◆ **WHAT IS EXPECTED**
Write out each line beneath this one exactly as it reads.

>> BEGIN SOURCE MATERIAL

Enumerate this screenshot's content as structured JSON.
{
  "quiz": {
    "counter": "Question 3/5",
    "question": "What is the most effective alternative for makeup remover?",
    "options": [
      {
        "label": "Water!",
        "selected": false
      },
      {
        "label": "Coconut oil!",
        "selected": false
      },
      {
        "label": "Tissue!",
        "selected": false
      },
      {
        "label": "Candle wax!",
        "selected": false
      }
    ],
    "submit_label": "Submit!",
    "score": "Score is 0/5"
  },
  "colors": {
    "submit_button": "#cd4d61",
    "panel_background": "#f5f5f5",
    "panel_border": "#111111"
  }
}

>> END SOURCE MATERIAL

◆ **FULL OUTPUT**
Enumerate this screenshot's content as structured JSON.
{
  "quiz": {
    "counter": "Question 3/5",
    "question": "What is the most effective alternative for makeup remover?",
    "options": [
      {
        "label": "Water!",
        "selected": false
      },
      {
        "label": "Coconut oil!",
        "selected": false
      },
      {
        "label": "Tissue!",
        "selected": false
      },
      {
        "label": "Candle wax!",
        "selected": false
      }
    ],
    "submit_label": "Submit!",
    "score": "Score is 0/5"
  },
  "colors": {
    "submit_button": "#cd4d61",
    "panel_background": "#f5f5f5",
    "panel_border": "#111111"
  }
}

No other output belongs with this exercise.